WHAT TO WORK ON →
Return each line of the listing below, unchanged, and omit the images.

[start of DATA TO PROCESS]

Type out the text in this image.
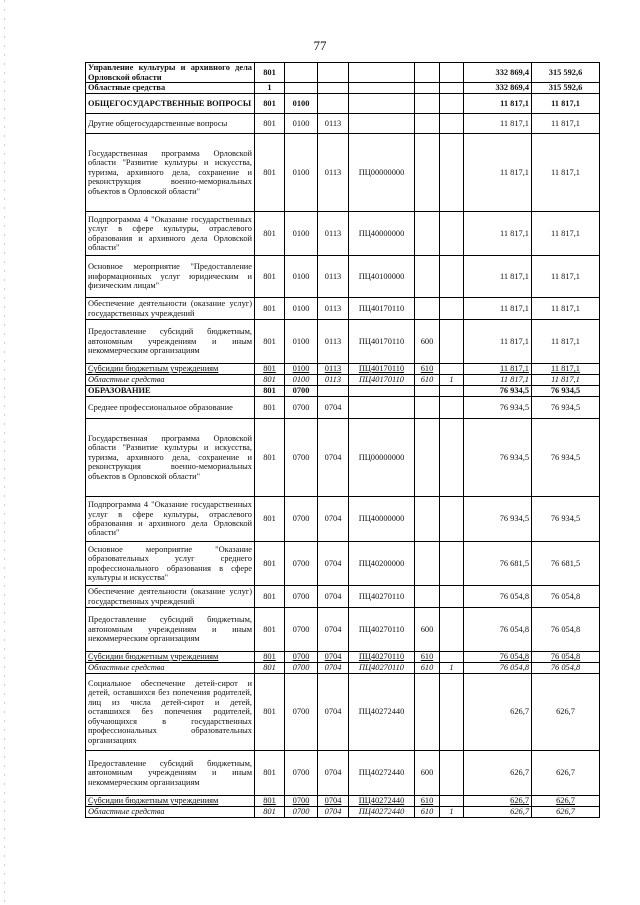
77
Управление культуры и архивного дела Орловской области	801						332 869,4	315 592,6
Областные средства	1						332 869,4	315 592,6
ОБЩЕГОСУДАРСТВЕННЫЕ ВОПРОСЫ	801	0100					11 817,1	11 817,1
Другие общегосударственные вопросы	801	0100	0113				11 817,1	11 817,1
Государственная программа Орловской области "Развитие культуры и искусства, туризма, архивного дела, сохранение и реконструкция военно-мемориальных объектов в Орловской области"	801	0100	0113	ПЦ00000000			11 817,1	11 817,1
Подпрограмма 4 "Оказание государственных услуг в сфере культуры, отраслевого образования и архивного дела Орловской области"	801	0100	0113	ПЦ40000000			11 817,1	11 817,1
Основное мероприятие "Предоставление информационных услуг юридическим и физическим лицам"	801	0100	0113	ПЦ40100000			11 817,1	11 817,1
Обеспечение деятельности (оказание услуг) государственных учреждений	801	0100	0113	ПЦ40170110			11 817,1	11 817,1
Предоставление субсидий бюджетным, автономным учреждениям и иным некоммерческим организациям	801	0100	0113	ПЦ40170110	600		11 817,1	11 817,1
Субсидии бюджетным учреждениям	801	0100	0113	ПЦ40170110	610		11 817,1	11 817,1
Областные средства	801	0100	0113	ПЦ40170110	610	1	11 817,1	11 817,1
ОБРАЗОВАНИЕ	801	0700					76 934,5	76 934,5
Среднее профессиональное образование	801	0700	0704				76 934,5	76 934,5
Государственная программа Орловской области "Развитие культуры и искусства, туризма, архивного дела, сохранение и реконструкция военно-мемориальных объектов в Орловской области"	801	0700	0704	ПЦ00000000			76 934,5	76 934,5
Подпрограмма 4 "Оказание государственных услуг в сфере культуры, отраслевого образования и архивного дела Орловской области"	801	0700	0704	ПЦ40000000			76 934,5	76 934,5
Основное мероприятие "Оказание образовательных услуг среднего профессионального образования в сфере культуры и искусства"	801	0700	0704	ПЦ40200000			76 681,5	76 681,5
Обеспечение деятельности (оказание услуг) государственных учреждений	801	0700	0704	ПЦ40270110			76 054,8	76 054,8
Предоставление субсидий бюджетным, автономным учреждениям и иным некоммерческим организациям	801	0700	0704	ПЦ40270110	600		76 054,8	76 054,8
Субсидии бюджетным учреждениям	801	0700	0704	ПЦ40270110	610		76 054,8	76 054,8
Областные средства	801	0700	0704	ПЦ40270110	610	1	76 054,8	76 054,8
Социальное обеспечение детей-сирот и детей, оставшихся без попечения родителей, лиц из числа детей-сирот и детей, оставшихся без попечения родителей, обучающихся в государственных профессиональных образовательных организациях	801	0700	0704	ПЦ40272440			626,7	626,7
Предоставление субсидий бюджетным, автономным учреждениям и иным некоммерческим организациям	801	0700	0704	ПЦ40272440	600		626,7	626,7
Субсидии бюджетным учреждениям	801	0700	0704	ПЦ40272440	610		626,7	626,7
Областные средства	801	0700	0704	ПЦ40272440	610	1	626,7	626,7
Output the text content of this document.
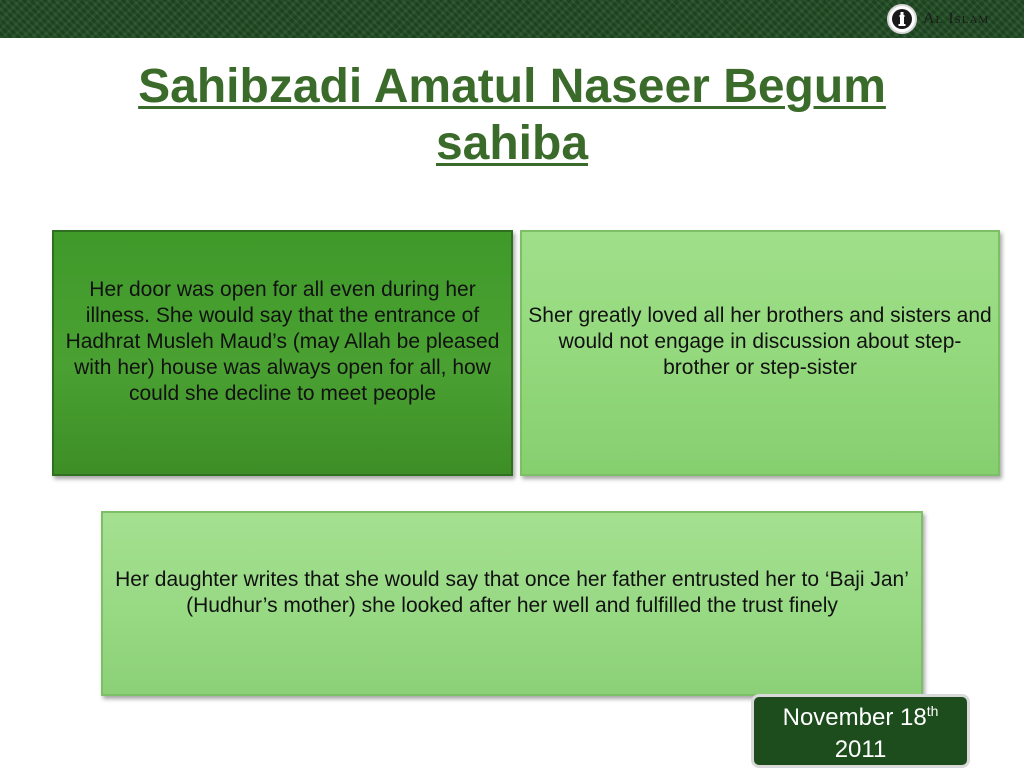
Al Islam
Sahibzadi Amatul Naseer Begum
sahiba
Her door was open for all even during her illness. She would say that the entrance of Hadhrat Musleh Maud’s (may Allah be pleased with her) house was always open for all, how could she decline to meet people
Sher greatly loved all her brothers and sisters and would not engage in discussion about step-brother or step-sister
Her daughter writes that she would say that once her father entrusted her to ‘Baji Jan’ (Hudhur’s mother) she looked after her well and fulfilled the trust finely
November 18th
2011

[end of DATA TO PROCESS]

OUTPUT BELOW →
Type out the text in this image.
77
Управление культуры и архивного дела Орловской области	801						332 869,4	315 592,6
Областные средства	1						332 869,4	315 592,6
ОБЩЕГОСУДАРСТВЕННЫЕ ВОПРОСЫ	801	0100					11 817,1	11 817,1
Другие общегосударственные вопросы	801	0100	0113				11 817,1	11 817,1
Государственная программа Орловской области "Развитие культуры и искусства, туризма, архивного дела, сохранение и реконструкция военно-мемориальных объектов в Орловской области"	801	0100	0113	ПЦ00000000			11 817,1	11 817,1
Подпрограмма 4 "Оказание государственных услуг в сфере культуры, отраслевого образования и архивного дела Орловской области"	801	0100	0113	ПЦ40000000			11 817,1	11 817,1
Основное мероприятие "Предоставление информационных услуг юридическим и физическим лицам"	801	0100	0113	ПЦ40100000			11 817,1	11 817,1
Обеспечение деятельности (оказание услуг) государственных учреждений	801	0100	0113	ПЦ40170110			11 817,1	11 817,1
Предоставление субсидий бюджетным, автономным учреждениям и иным некоммерческим организациям	801	0100	0113	ПЦ40170110	600		11 817,1	11 817,1
Субсидии бюджетным учреждениям	801	0100	0113	ПЦ40170110	610		11 817,1	11 817,1
Областные средства	801	0100	0113	ПЦ40170110	610	1	11 817,1	11 817,1
ОБРАЗОВАНИЕ	801	0700					76 934,5	76 934,5
Среднее профессиональное образование	801	0700	0704				76 934,5	76 934,5
Государственная программа Орловской области "Развитие культуры и искусства, туризма, архивного дела, сохранение и реконструкция военно-мемориальных объектов в Орловской области"	801	0700	0704	ПЦ00000000			76 934,5	76 934,5
Подпрограмма 4 "Оказание государственных услуг в сфере культуры, отраслевого образования и архивного дела Орловской области"	801	0700	0704	ПЦ40000000			76 934,5	76 934,5
Основное мероприятие "Оказание образовательных услуг среднего профессионального образования в сфере культуры и искусства"	801	0700	0704	ПЦ40200000			76 681,5	76 681,5
Обеспечение деятельности (оказание услуг) государственных учреждений	801	0700	0704	ПЦ40270110			76 054,8	76 054,8
Предоставление субсидий бюджетным, автономным учреждениям и иным некоммерческим организациям	801	0700	0704	ПЦ40270110	600		76 054,8	76 054,8
Субсидии бюджетным учреждениям	801	0700	0704	ПЦ40270110	610		76 054,8	76 054,8
Областные средства	801	0700	0704	ПЦ40270110	610	1	76 054,8	76 054,8
Социальное обеспечение детей-сирот и детей, оставшихся без попечения родителей, лиц из числа детей-сирот и детей, оставшихся без попечения родителей, обучающихся в государственных профессиональных образовательных организациях	801	0700	0704	ПЦ40272440			626,7	626,7
Предоставление субсидий бюджетным, автономным учреждениям и иным некоммерческим организациям	801	0700	0704	ПЦ40272440	600		626,7	626,7
Субсидии бюджетным учреждениям	801	0700	0704	ПЦ40272440	610		626,7	626,7
Областные средства	801	0700	0704	ПЦ40272440	610	1	626,7	626,7
Output the text content of this document.
Al Islam
Sahibzadi Amatul Naseer Begum
sahiba
Her door was open for all even during her illness. She would say that the entrance of Hadhrat Musleh Maud’s (may Allah be pleased with her) house was always open for all, how could she decline to meet people
Sher greatly loved all her brothers and sisters and would not engage in discussion about step-brother or step-sister
Her daughter writes that she would say that once her father entrusted her to ‘Baji Jan’ (Hudhur’s mother) she looked after her well and fulfilled the trust finely
November 18th
2011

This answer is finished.